Exercise objective: Format the material from the line containing "Localize each UI" to the line containing "shortcut-value: +1258.84 —" as a two-column CSV with the headers instruction and output, one row per instruction-output pair. Put each field in double quotes and replace its line breaks with spaces.

===== Records supplied =====

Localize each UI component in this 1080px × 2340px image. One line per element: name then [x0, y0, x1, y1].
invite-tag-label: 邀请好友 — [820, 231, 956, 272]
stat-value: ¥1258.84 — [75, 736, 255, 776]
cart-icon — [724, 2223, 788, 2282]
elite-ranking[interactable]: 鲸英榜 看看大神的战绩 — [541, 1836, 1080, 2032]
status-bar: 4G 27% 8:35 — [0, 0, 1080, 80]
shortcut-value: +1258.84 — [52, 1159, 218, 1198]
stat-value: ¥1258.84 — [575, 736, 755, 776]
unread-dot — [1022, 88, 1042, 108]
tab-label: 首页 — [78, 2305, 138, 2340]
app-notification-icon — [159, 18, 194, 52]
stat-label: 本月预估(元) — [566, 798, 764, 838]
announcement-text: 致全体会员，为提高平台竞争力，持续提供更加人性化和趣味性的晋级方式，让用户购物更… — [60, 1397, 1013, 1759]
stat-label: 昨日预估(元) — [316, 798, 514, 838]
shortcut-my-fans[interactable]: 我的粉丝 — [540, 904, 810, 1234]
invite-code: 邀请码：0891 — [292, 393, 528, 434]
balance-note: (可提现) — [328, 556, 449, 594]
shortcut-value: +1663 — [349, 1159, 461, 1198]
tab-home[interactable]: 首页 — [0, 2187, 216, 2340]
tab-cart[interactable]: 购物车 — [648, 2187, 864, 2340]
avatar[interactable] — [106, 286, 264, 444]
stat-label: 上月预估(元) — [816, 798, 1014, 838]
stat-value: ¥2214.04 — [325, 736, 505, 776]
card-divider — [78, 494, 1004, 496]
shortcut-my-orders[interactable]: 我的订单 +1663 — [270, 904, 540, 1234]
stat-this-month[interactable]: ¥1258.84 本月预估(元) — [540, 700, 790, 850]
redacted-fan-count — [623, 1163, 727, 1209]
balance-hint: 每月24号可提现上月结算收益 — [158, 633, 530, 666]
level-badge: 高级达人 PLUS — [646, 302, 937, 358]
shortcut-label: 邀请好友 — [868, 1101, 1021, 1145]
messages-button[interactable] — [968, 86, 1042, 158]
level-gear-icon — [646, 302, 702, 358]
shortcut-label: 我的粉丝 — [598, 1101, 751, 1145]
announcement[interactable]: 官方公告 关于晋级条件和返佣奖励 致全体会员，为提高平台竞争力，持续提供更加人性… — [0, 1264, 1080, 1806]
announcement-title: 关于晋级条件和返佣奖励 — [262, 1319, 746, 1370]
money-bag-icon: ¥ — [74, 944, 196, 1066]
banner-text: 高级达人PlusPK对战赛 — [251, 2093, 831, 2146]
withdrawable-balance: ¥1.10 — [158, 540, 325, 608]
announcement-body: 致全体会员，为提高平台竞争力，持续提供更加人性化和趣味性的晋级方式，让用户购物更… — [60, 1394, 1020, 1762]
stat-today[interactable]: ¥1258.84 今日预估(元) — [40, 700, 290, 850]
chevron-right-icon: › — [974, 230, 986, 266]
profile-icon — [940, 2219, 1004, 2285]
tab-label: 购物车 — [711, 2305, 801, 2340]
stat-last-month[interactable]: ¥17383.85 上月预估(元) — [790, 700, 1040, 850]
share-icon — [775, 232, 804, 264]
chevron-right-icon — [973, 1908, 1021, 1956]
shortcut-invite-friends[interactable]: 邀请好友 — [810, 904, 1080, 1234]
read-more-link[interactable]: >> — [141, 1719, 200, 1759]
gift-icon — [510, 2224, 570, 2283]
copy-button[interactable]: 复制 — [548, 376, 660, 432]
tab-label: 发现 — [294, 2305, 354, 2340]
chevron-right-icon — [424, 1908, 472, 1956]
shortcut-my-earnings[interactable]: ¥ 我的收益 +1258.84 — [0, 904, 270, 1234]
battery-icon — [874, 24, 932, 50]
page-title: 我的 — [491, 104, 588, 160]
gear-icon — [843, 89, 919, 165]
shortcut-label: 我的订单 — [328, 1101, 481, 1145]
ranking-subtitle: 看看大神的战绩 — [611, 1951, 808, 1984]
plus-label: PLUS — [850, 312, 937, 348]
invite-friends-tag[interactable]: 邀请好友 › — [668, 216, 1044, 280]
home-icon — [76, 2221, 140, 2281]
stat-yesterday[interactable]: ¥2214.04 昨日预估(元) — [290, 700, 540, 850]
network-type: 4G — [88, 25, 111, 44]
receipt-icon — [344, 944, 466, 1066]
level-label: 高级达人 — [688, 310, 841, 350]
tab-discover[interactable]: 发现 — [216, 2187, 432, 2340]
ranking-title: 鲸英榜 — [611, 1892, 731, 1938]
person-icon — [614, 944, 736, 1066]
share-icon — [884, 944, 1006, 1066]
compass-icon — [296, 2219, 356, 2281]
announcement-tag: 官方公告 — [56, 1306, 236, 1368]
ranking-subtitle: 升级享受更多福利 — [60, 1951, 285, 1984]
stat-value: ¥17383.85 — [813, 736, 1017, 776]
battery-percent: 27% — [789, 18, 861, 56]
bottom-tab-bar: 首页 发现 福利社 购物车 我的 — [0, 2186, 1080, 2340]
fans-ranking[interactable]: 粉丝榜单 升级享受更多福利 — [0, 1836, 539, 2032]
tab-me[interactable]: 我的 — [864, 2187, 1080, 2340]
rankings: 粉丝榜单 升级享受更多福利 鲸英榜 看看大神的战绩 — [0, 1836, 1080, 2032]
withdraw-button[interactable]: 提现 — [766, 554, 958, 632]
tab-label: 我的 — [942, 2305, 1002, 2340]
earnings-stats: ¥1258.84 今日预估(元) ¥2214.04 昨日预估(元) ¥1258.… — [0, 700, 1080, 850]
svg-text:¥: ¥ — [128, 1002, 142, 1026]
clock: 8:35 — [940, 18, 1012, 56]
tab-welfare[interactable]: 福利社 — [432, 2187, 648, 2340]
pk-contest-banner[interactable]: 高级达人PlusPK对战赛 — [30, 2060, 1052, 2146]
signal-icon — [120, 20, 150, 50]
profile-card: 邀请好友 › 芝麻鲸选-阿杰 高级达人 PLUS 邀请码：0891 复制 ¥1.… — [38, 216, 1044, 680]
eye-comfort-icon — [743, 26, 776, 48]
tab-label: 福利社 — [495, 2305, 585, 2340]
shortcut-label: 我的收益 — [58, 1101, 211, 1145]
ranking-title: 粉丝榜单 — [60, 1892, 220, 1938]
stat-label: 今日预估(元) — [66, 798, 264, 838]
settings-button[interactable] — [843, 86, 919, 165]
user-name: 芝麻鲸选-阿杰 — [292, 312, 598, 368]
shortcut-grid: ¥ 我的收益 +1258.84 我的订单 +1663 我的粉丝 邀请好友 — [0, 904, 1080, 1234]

=====
===== Records supplied =====

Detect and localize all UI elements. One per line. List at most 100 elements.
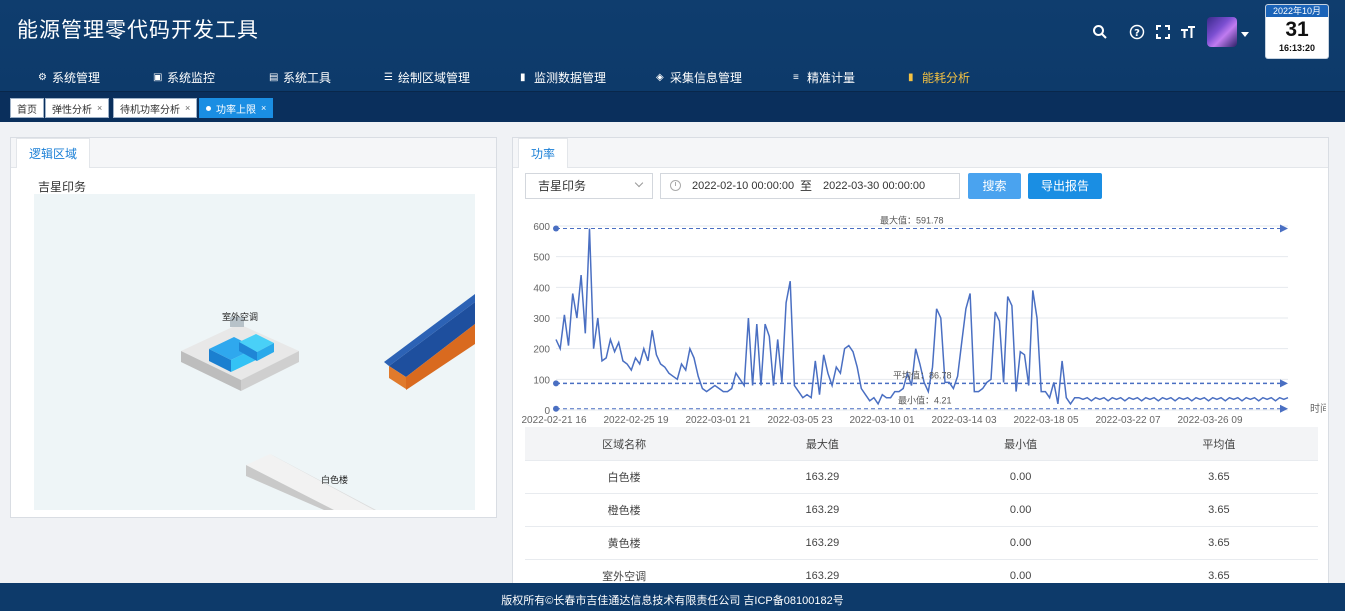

=====

Task result:
instruction,output
"Localize each UI component in this 1080px × 2340px image. One line per element: name then [x0, y0, x1, y1].","invite-tag-label: 邀请好友 — [820, 231, 956, 272] stat-value: ¥1258.84 — [75, 736, 255, 776] cart-icon — [724, 2223, 788, 2282] elite-ranking[interactable]: 鲸英榜 看看大神的战绩 — [541, 1836, 1080, 2032] status-bar: 4G 27% 8:35 — [0, 0, 1080, 80] shortcut-value: +1258.84 — [52, 1159, 218, 1198]"